— START OF Supplied material —
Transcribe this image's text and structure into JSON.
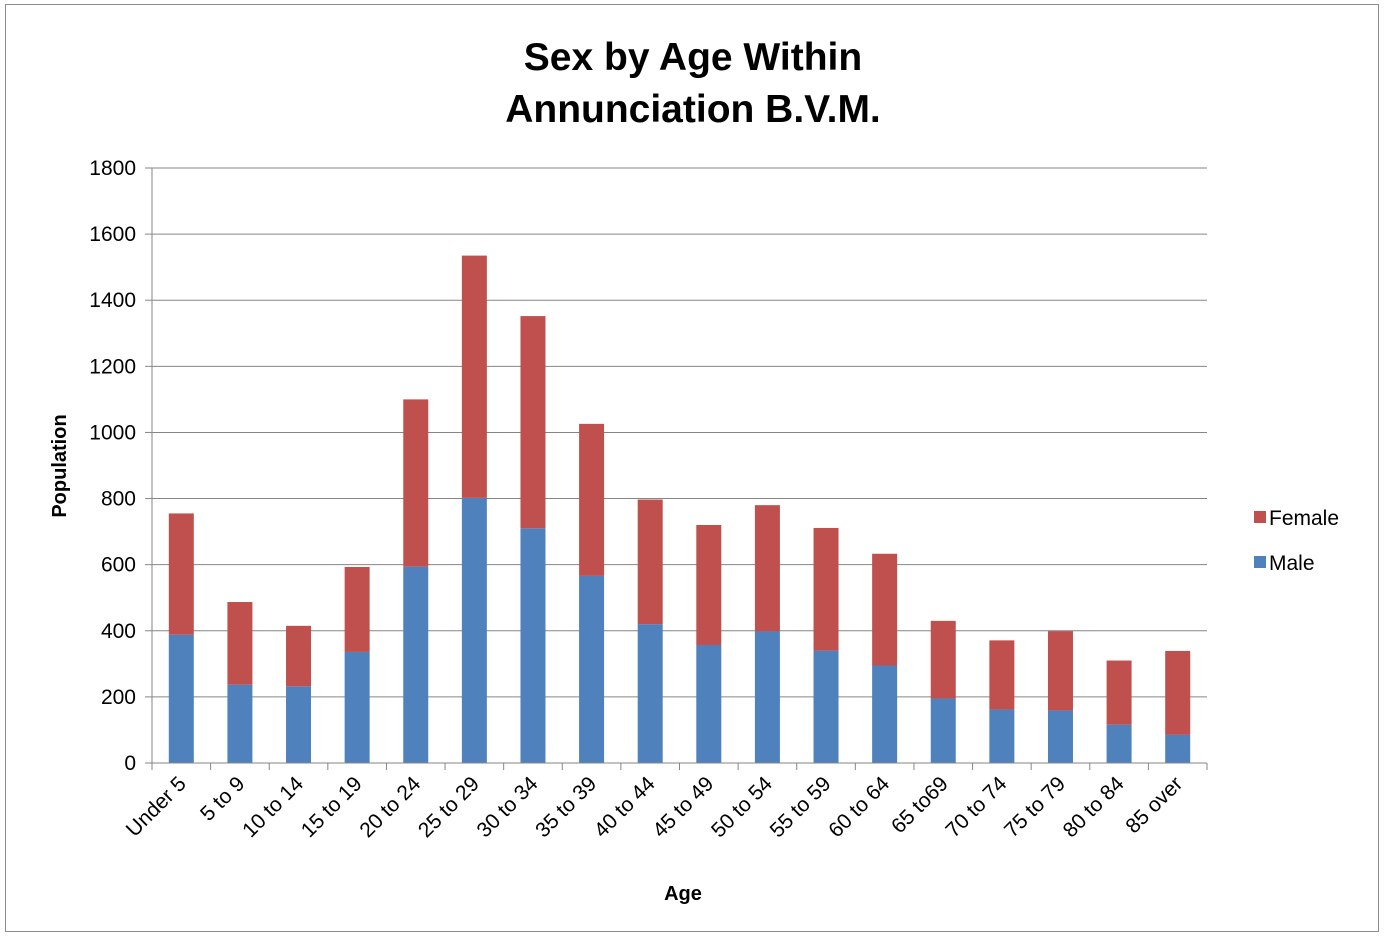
{
  "chart_data": {
    "type": "bar",
    "stacked": true,
    "title_lines": [
      "Sex by Age Within",
      "Annunciation B.V.M."
    ],
    "xlabel": "Age",
    "ylabel": "Population",
    "ylim": [
      0,
      1800
    ],
    "yticks": [
      0,
      200,
      400,
      600,
      800,
      1000,
      1200,
      1400,
      1600,
      1800
    ],
    "grid": true,
    "legend_position": "right",
    "categories": [
      "Under 5",
      "5 to 9",
      "10 to 14",
      "15 to 19",
      "20 to 24",
      "25 to 29",
      "30 to 34",
      "35 to 39",
      "40 to 44",
      "45 to 49",
      "50 to 54",
      "55 to 59",
      "60 to 64",
      "65 to69",
      "70 to 74",
      "75 to 79",
      "80 to 84",
      "85 over"
    ],
    "series": [
      {
        "name": "Male",
        "color": "#4f81bd",
        "values": [
          388,
          237,
          232,
          336,
          594,
          802,
          710,
          566,
          420,
          357,
          398,
          340,
          295,
          195,
          162,
          159,
          116,
          85
        ]
      },
      {
        "name": "Female",
        "color": "#c0504d",
        "values": [
          367,
          250,
          183,
          257,
          506,
          733,
          642,
          460,
          377,
          363,
          382,
          371,
          338,
          235,
          209,
          240,
          194,
          254
        ]
      }
    ]
  }
}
— END OF Supplied material —
Quote all of the entries word for word, omitting any pictures.

Transcribe this image's text and structure into JSON.
{
  "chart_data": {
    "type": "bar",
    "stacked": true,
    "title_lines": [
      "Sex by Age Within",
      "Annunciation B.V.M."
    ],
    "xlabel": "Age",
    "ylabel": "Population",
    "ylim": [
      0,
      1800
    ],
    "yticks": [
      0,
      200,
      400,
      600,
      800,
      1000,
      1200,
      1400,
      1600,
      1800
    ],
    "grid": true,
    "legend_position": "right",
    "categories": [
      "Under 5",
      "5 to 9",
      "10 to 14",
      "15 to 19",
      "20 to 24",
      "25 to 29",
      "30 to 34",
      "35 to 39",
      "40 to 44",
      "45 to 49",
      "50 to 54",
      "55 to 59",
      "60 to 64",
      "65 to69",
      "70 to 74",
      "75 to 79",
      "80 to 84",
      "85 over"
    ],
    "series": [
      {
        "name": "Male",
        "color": "#4f81bd",
        "values": [
          388,
          237,
          232,
          336,
          594,
          802,
          710,
          566,
          420,
          357,
          398,
          340,
          295,
          195,
          162,
          159,
          116,
          85
        ]
      },
      {
        "name": "Female",
        "color": "#c0504d",
        "values": [
          367,
          250,
          183,
          257,
          506,
          733,
          642,
          460,
          377,
          363,
          382,
          371,
          338,
          235,
          209,
          240,
          194,
          254
        ]
      }
    ]
  }
}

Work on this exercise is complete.